## Begin Supplied entries

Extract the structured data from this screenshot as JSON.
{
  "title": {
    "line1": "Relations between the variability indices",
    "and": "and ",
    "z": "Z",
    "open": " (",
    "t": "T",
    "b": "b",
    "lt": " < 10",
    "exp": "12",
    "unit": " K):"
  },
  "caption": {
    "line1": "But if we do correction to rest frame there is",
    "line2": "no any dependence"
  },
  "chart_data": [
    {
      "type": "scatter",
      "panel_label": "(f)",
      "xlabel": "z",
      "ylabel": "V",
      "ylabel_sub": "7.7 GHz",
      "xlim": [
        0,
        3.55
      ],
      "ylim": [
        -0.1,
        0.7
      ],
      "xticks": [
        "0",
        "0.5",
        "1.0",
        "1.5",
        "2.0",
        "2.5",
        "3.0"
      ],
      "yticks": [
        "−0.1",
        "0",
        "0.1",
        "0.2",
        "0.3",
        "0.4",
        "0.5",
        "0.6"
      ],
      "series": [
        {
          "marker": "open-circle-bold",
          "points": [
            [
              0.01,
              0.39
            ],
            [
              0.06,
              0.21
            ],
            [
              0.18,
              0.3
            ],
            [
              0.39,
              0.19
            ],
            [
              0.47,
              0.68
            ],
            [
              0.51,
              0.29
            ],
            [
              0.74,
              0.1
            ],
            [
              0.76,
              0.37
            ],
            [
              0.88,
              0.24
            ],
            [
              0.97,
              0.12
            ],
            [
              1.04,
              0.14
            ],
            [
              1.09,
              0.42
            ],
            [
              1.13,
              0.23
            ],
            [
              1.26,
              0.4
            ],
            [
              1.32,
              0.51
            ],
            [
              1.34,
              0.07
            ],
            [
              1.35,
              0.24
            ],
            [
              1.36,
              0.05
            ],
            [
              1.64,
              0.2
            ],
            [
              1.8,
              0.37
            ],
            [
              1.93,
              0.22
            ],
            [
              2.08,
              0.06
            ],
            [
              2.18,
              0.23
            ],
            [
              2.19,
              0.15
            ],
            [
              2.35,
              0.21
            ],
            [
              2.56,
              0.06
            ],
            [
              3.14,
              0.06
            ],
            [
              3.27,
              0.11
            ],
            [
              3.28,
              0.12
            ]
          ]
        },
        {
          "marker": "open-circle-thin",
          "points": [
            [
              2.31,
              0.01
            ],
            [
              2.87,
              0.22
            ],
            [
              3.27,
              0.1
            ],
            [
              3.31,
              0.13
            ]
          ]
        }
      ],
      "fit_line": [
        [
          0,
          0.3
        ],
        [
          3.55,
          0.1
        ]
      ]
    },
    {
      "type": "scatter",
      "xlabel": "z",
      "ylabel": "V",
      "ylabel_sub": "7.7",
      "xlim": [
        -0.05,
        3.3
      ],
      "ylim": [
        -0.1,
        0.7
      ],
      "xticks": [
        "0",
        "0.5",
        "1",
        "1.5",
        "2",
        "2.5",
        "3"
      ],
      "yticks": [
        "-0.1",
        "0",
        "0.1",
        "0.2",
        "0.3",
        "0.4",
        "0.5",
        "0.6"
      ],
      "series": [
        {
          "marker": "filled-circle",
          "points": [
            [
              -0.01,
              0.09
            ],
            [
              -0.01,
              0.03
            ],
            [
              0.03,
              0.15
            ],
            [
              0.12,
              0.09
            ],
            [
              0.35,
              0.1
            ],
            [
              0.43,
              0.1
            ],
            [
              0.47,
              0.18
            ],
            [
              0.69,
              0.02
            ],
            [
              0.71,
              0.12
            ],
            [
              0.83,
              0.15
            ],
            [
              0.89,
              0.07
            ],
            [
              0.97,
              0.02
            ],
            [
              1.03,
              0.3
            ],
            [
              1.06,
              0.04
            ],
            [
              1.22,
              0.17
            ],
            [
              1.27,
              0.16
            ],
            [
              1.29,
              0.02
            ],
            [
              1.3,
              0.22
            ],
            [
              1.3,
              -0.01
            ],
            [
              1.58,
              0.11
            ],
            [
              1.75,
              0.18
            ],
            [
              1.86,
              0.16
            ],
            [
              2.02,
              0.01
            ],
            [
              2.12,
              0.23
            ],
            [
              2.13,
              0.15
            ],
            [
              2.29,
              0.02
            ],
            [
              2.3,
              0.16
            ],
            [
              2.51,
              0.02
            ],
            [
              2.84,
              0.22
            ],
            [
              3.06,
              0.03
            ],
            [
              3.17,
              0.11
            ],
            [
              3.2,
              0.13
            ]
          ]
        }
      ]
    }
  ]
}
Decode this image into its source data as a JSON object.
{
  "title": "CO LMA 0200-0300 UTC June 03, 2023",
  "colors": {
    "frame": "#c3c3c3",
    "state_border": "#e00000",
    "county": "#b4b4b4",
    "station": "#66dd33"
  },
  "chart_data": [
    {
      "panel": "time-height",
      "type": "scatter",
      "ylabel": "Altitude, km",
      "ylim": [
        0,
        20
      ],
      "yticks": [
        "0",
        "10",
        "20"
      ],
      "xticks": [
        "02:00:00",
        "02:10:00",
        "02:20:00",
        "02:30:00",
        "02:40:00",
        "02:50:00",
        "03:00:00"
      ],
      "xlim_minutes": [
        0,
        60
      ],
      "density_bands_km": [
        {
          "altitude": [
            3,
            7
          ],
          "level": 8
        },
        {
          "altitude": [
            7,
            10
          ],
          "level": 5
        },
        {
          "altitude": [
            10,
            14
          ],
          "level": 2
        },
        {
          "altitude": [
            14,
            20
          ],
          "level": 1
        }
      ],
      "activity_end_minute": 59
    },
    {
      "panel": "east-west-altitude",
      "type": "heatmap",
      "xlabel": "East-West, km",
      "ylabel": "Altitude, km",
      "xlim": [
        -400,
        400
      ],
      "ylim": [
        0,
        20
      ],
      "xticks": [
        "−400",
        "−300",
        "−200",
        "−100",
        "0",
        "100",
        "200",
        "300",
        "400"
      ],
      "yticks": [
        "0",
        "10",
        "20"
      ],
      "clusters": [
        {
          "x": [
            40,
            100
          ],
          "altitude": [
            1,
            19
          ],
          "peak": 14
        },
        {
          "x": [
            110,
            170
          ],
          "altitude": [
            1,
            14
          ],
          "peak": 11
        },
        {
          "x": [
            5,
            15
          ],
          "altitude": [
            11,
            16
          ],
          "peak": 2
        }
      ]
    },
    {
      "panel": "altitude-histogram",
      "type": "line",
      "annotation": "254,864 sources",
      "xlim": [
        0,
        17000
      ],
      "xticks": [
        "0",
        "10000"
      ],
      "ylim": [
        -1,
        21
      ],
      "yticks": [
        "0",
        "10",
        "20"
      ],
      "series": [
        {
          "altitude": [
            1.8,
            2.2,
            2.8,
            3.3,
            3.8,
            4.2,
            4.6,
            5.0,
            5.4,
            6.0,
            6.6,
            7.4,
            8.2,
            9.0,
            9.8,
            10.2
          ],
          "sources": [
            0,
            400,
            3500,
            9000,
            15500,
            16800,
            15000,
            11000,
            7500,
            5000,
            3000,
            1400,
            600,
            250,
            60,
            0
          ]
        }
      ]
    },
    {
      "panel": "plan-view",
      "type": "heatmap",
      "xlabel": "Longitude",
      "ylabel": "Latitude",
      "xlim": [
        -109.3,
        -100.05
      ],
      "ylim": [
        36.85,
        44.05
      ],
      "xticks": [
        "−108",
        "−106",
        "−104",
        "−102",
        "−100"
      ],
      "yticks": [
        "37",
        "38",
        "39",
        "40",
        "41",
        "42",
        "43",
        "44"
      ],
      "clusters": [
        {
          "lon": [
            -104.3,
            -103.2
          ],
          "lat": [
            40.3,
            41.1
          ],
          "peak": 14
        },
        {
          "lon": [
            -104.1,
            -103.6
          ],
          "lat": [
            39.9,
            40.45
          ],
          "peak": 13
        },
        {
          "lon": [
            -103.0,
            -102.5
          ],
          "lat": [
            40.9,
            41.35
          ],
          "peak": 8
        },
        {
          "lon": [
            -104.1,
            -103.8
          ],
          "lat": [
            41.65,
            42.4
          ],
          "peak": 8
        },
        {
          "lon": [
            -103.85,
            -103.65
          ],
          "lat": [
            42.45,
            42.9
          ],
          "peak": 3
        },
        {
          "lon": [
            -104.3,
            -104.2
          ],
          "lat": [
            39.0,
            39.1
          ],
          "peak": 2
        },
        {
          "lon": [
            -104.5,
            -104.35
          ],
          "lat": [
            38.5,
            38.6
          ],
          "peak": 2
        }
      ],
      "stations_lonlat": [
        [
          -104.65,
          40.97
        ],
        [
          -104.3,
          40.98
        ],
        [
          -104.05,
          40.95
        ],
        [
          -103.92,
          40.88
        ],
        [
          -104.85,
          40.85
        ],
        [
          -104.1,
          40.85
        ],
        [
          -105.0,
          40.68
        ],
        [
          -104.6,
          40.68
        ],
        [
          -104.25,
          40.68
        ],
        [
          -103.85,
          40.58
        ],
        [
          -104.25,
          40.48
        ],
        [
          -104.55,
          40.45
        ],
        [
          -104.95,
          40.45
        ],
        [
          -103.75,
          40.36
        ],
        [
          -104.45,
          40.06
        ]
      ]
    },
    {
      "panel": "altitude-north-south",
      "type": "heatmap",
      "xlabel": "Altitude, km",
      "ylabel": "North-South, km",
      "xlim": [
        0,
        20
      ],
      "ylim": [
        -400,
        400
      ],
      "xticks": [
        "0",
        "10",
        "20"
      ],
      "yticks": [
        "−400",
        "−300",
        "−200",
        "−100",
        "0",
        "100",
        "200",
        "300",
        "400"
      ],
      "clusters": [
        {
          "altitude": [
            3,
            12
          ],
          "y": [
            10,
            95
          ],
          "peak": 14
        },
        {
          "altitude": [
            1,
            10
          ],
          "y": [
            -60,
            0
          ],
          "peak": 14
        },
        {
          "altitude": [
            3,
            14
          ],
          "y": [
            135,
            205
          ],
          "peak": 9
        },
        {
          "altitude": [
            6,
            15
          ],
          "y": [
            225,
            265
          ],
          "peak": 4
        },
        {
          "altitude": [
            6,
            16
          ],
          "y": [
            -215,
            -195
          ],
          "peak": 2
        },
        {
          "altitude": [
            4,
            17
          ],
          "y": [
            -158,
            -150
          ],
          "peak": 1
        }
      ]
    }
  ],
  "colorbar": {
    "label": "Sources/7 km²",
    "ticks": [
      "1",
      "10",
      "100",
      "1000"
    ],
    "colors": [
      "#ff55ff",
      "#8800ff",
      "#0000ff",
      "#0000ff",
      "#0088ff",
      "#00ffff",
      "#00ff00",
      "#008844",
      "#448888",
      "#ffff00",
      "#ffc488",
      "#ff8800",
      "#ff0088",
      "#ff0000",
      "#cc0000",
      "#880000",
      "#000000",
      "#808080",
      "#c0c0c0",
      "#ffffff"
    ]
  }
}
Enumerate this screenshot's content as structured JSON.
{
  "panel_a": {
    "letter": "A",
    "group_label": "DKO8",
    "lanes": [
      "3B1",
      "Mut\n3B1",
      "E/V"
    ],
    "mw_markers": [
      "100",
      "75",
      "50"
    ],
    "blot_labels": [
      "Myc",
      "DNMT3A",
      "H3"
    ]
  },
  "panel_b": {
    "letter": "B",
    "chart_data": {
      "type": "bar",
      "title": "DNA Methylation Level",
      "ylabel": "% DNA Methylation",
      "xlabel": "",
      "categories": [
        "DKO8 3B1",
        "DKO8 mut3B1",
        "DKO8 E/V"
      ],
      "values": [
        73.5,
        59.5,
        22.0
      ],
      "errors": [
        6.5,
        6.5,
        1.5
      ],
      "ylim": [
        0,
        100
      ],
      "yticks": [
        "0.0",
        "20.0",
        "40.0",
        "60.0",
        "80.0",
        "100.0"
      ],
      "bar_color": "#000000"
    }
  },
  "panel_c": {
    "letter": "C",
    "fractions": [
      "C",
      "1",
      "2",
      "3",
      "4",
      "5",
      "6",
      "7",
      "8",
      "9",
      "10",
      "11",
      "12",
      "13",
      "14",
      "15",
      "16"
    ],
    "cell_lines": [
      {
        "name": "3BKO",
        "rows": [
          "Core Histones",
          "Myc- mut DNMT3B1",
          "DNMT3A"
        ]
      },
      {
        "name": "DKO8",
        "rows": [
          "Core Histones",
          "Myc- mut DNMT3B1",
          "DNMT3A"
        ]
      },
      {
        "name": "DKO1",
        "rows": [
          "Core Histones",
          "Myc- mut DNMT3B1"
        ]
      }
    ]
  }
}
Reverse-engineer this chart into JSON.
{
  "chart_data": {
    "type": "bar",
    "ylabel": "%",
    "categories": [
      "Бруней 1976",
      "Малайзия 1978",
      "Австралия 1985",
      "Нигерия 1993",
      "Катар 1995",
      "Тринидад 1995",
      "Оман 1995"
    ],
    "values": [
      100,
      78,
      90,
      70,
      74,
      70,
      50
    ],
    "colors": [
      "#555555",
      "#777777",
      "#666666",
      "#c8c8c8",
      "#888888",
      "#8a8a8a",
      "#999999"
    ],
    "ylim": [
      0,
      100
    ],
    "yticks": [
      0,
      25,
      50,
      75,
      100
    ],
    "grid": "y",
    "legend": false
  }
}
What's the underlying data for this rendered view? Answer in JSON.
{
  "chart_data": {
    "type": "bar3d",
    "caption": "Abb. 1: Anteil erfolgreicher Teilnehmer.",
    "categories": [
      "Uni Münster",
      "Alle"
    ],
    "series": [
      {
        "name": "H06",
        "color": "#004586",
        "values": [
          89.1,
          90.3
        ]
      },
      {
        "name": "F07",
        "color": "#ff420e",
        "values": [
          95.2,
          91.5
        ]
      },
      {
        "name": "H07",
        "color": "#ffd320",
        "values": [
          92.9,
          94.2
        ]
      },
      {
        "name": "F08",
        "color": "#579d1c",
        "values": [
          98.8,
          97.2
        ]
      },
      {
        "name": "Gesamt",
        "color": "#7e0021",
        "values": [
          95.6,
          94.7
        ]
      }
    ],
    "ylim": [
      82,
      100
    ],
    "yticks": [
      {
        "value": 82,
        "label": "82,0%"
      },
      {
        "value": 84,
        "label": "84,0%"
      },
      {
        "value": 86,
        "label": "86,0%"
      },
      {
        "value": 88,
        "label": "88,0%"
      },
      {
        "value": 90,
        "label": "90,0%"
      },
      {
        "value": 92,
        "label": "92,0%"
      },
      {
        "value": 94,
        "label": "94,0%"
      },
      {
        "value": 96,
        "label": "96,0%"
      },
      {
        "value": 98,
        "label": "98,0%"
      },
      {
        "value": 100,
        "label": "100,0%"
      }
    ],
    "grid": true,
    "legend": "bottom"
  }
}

## End Supplied entries

Short task:
State how many lines of the material contain the string "frame", with no other words.

Full output:
2